**Task prompt:**
Carry on the forum thread about converting UTF-8 files to ANSI, starting right after its last sentence.

**Passage:**
_ _ _ _ _ _ _

Asp Forum - UTF-8 to ANSI - the A with caret dilemma - microsoft.public.vb.general.discussion

Mayayana

6/14/2016 12:49:00 PM

For Saucer Man or anyone else interested in this....
I didn't post to the former thread because it's old
and may be lost to some....

With HTML 5, UTF-8 is the default text encoding
for webpages and is becoming popular. On the other
hand, some editors don't deal with UTF-8 and browsers
don't always recognize it, depending on HTML tags
used in a page.

I thought it would be handy to have a drag/drop
script to just convert a UTF-8 file to ANSI, since
that's usually a lossless conversion -- and therefore
UTF-8 is largely superfluous -- for Western European
language speakers.

I came up with some interesting tidbits after searching,
which I've put into 2 VBScripts:

http://www.jsware.net/jsware/scrfile...

First, there the popular API method to convert
UTF-8 to 16-bit unicode and from there to ANSI,
using WideCharToMultiByte and vice versa. Since
I wanted a VBScript I didn't look at that, but I did
come up with two methods than can be adapted
to VB.

One of the scripts in this download uses a simple
routine to just walk the UTF-8 string and translate,
but it's limited to characters in the windows-1252
codepage. That is, it's fine for English/French/Spanish/
German but not with other languages that don't
use the same basic alphabet.

The other script uses a simple routine to convert
UTF-8 to 16-bit unicode, then uses the Textstream
object to convert that to ANSI. In VB it could be
done far more efficiently by pointing a SafeArray
structure at the UTF-8 string in a tokenizing routine
and then applying StrConv to the resulting string.
(VBS doesn't have StrConv. Thus the Textstream
file writing method.)

The nice thing about the second routine is that it
does an "intelligent" translation. I had a test file
with the Sanskrit words "samsara" and "nirvana",
written with numerous diacritical marks that won't
translate to windows-1252, such as an "s" with an
accent mark. When Windows coerces that string to
ANSI it translates them as shown above: The English
characters with the diacritical marks dropped. That
won't help, of course, with something like Russian or
Arabic that uses different characters, but it does
extend the usable range of ANSI Windows-1252 text,
insofar as that the English adaptation of "nirvana" is
just that: nirvana. The diacritical marks are of
relevance only to academics who actually work in
Sanskrit and need to render it in an English
transliteration.

5 Answers

Blue Planet

6/14/2016 8:59:00 PM

"Mayayana" <mayayana@invalid.nospam> wrote in message
news:njouh1$god$1@dont-email.me...

You can always use the ADO Stream object for such things.

_ _ _ _ _ _ _

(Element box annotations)
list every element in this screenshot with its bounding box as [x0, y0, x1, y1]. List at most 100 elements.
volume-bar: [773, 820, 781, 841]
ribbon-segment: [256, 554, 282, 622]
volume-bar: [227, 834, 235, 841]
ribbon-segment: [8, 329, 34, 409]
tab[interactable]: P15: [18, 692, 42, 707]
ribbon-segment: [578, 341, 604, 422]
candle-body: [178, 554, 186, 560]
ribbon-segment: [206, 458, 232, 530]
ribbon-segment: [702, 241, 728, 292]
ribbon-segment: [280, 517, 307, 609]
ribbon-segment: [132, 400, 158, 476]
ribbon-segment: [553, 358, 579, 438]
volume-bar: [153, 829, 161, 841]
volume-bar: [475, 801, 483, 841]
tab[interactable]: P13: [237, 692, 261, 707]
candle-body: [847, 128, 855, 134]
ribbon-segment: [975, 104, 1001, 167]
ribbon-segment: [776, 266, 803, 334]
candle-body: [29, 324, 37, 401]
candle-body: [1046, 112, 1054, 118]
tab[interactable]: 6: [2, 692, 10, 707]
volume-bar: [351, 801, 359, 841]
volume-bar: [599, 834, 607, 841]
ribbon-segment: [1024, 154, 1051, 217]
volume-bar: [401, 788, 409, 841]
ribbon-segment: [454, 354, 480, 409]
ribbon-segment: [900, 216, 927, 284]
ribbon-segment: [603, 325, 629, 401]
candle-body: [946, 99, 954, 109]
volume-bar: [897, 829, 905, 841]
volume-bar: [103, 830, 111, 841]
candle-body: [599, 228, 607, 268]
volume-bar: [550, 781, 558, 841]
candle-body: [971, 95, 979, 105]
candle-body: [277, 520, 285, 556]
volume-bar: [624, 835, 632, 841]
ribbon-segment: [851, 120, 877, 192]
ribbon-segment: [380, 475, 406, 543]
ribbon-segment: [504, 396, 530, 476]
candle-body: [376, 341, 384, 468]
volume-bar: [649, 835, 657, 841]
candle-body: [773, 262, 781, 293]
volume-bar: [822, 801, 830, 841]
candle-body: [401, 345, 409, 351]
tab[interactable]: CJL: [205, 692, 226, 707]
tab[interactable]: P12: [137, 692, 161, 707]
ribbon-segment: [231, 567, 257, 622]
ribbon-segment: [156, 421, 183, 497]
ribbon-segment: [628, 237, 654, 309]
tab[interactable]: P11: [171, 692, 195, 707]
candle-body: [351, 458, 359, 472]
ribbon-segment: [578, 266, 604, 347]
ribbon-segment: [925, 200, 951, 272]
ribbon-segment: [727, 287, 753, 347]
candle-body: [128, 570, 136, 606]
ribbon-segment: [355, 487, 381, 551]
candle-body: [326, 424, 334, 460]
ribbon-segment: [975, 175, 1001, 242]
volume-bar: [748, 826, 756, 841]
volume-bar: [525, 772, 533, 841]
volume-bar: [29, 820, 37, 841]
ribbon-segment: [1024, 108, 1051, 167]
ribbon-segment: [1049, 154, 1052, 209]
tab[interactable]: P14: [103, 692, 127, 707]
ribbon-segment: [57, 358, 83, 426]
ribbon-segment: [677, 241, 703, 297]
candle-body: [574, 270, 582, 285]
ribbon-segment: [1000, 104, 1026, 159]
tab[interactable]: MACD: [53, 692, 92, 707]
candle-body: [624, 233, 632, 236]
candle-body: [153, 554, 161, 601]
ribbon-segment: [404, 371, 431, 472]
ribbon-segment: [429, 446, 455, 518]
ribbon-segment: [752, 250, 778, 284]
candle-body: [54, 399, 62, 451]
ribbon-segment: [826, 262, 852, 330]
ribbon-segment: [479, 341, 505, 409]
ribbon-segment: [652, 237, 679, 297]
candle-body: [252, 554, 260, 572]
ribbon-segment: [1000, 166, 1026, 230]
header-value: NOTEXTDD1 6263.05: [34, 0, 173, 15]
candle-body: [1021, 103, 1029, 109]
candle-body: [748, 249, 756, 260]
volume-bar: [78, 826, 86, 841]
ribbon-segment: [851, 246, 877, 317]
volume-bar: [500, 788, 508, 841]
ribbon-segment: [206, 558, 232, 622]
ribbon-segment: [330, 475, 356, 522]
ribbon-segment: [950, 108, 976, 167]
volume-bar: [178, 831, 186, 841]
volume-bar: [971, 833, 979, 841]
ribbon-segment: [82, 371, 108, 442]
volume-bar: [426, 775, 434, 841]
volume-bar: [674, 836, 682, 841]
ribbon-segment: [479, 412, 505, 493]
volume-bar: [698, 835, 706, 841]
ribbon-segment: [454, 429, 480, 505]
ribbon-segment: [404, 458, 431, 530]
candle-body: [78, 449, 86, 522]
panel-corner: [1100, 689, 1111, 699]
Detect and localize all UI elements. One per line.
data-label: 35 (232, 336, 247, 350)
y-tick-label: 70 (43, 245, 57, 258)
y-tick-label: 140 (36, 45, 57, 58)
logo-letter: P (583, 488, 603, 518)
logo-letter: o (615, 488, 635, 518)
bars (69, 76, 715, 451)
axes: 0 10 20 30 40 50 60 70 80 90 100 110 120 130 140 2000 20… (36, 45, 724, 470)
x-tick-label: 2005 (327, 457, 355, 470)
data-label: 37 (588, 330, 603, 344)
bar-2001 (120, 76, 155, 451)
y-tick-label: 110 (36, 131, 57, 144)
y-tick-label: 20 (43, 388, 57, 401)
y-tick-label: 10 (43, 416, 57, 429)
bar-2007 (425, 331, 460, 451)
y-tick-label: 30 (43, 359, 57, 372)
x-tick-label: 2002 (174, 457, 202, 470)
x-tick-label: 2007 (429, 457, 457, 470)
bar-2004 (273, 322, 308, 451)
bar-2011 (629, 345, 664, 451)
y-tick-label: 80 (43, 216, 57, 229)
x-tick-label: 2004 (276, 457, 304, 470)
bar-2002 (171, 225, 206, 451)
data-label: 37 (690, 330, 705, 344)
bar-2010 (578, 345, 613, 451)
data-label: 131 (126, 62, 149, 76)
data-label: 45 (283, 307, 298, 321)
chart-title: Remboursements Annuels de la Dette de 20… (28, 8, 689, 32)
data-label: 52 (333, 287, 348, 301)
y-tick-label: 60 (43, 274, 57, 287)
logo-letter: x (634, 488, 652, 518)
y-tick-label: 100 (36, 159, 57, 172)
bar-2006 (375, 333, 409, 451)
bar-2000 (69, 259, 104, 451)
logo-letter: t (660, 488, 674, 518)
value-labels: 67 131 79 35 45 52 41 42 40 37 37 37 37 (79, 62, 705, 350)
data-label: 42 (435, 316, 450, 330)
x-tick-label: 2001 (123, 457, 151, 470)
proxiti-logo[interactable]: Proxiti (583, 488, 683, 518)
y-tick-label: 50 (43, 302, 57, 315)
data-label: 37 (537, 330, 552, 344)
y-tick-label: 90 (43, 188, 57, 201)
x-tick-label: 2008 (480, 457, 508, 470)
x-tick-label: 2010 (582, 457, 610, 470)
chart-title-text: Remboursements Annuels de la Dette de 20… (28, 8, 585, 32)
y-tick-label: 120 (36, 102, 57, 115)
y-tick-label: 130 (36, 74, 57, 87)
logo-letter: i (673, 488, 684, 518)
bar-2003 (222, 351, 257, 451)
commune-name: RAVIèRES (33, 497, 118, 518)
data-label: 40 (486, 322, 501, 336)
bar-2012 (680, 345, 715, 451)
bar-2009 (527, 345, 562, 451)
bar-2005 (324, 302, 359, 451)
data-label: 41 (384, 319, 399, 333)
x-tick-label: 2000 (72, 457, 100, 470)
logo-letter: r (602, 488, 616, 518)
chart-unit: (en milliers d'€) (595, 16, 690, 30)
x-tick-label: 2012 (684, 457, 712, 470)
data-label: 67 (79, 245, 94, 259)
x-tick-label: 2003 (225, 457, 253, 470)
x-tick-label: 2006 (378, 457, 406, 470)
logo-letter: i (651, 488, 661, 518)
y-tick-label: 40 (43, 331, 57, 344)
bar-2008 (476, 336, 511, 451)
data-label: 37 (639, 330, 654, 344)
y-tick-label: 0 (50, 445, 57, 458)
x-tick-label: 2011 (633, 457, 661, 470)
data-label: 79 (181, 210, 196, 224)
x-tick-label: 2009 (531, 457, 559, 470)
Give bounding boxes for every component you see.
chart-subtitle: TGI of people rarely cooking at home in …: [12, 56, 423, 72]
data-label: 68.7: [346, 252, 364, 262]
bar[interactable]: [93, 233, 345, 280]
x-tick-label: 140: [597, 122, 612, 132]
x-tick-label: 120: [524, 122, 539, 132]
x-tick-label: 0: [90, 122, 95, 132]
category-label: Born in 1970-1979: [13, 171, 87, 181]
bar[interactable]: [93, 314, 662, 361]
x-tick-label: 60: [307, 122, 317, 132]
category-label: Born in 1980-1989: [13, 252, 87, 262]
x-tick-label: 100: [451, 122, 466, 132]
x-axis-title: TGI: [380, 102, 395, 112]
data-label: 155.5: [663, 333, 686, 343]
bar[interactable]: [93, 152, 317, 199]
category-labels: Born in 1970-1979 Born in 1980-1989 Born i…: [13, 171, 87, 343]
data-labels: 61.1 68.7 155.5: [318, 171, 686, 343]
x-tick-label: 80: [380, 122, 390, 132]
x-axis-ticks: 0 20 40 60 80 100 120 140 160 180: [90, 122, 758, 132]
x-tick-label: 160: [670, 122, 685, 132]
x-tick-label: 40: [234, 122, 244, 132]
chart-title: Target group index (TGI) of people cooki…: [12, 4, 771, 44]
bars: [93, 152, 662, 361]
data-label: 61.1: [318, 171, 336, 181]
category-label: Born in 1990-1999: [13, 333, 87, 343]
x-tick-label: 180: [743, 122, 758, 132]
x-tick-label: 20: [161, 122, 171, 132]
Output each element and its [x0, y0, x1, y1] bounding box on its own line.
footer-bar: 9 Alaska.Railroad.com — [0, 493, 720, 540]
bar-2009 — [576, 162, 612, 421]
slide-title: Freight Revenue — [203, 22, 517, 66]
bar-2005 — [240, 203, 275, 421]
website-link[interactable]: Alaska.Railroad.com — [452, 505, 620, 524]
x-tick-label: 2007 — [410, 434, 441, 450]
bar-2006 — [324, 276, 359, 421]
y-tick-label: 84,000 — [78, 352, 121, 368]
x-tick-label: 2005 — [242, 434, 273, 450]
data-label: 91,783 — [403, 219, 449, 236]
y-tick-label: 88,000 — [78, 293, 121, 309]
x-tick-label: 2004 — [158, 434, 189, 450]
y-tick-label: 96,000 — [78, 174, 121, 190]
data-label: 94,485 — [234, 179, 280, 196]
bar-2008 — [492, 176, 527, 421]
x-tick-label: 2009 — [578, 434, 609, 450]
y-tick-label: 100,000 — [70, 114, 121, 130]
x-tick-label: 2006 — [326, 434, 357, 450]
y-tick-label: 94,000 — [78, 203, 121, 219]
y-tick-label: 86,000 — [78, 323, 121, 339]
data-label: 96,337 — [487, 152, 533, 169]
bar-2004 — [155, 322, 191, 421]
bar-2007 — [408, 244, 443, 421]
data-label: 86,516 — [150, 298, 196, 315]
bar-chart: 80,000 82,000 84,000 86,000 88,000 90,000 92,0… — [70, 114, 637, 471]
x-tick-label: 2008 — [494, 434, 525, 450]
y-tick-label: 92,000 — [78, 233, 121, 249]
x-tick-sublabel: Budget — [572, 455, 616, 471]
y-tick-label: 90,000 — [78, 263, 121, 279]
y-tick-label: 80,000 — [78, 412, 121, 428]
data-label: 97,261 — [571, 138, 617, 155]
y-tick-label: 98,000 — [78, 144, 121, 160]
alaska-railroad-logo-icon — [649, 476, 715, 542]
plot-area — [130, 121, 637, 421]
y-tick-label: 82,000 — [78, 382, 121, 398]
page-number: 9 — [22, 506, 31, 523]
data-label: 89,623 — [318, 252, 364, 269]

_ _ _ _ _ _ _

**Task answer:**
<job>
<reference object="ADODB.Stream" />
<object id="stmIn" progId="ADODB.Stream" />
<script language="VBScript">
Option Explicit

With stmIn
.Open
.Type = adTypeText
.Charset = "utf-8"
.LoadFromFile "sample.txt"
MsgBox .ReadText() 'Text read is Unicode.
.Close
End With
</script>
</job>

Pretty trivial to make it transcode to windows-1252 and write that as a new
file too.

Mayayana

6/15/2016 12:16:00 AM

| You can always use the ADO Stream object for such things.
|

I started out with ADODB.Stream, but it doesn't
seem to work the way that most people think it does.
I found it was only converting UTF-8 to ANSI when
I first ran it through IE and only processed the displayed
text. I couldn't get it to go from UTF-8 to ANSI in
any configuration, despite many people showing
sample text that they claimed works.

In any case, the methods I came up with require
nothing extra, and work well. The Textstream idea
was actually from Microsoft. WiToANSI.vbs is in the
SDK and works on 16-bit unicode. Not surprisingly, it
only works exactly the way that MS wrote it. Textstream
is a very funky object that tries to make dealing with
text files transparent, but in doing so it does weird things.
For instance, ReadAll and Write fail when they encounter
Chr(0), but Read(number) and WriteLine don't.

I'm guessing the problem may be that 16-bit unicode
<-> ANSI is workable in a number of ways, but not so
with UTF-8.

Saucer Man

6/16/2016 8:58:00 PM

On 6/14/2016 8:49 AM, Mayayana wrote:
> For Saucer Man or anyone else interested in this....
> I didn't post to the former thread because it's old
> and may be lost to some....
>
> With HTML 5, UTF-8 is the default text encoding
> for webpages and is becoming popular. On the other
> hand, some editors don't deal with UTF-8 and browsers
> don't always recognize it, depending on HTML tags
> used in a page.
>
> I thought it would be handy to have a drag/drop
> script to just convert a UTF-8 file to ANSI, since
> that's usually a lossless conversion -- and therefore
> UTF-8 is largely superfluous -- for Western European
> language speakers.
>
> I came up with some interesting tidbits after searching,
> which I've put into 2 VBScripts:
>
> http://www.jsware.net/jsware/scrfile...
>

Thanks for this Mayayana. I see that the scripts individually address
each character code above 127. I have been playing with XML and SAX to
see what I can do with it. I know... I said I didn't care for XML and
it is easier for me to parse reading it as a text file one line at a
time but I want to see what I can come up with.

ObiWan

6/17/2016 8:19:00 AM

:: On Tue, 14 Jun 2016 08:49:16 -0400
:: (microsoft.public.vb.general.discussion)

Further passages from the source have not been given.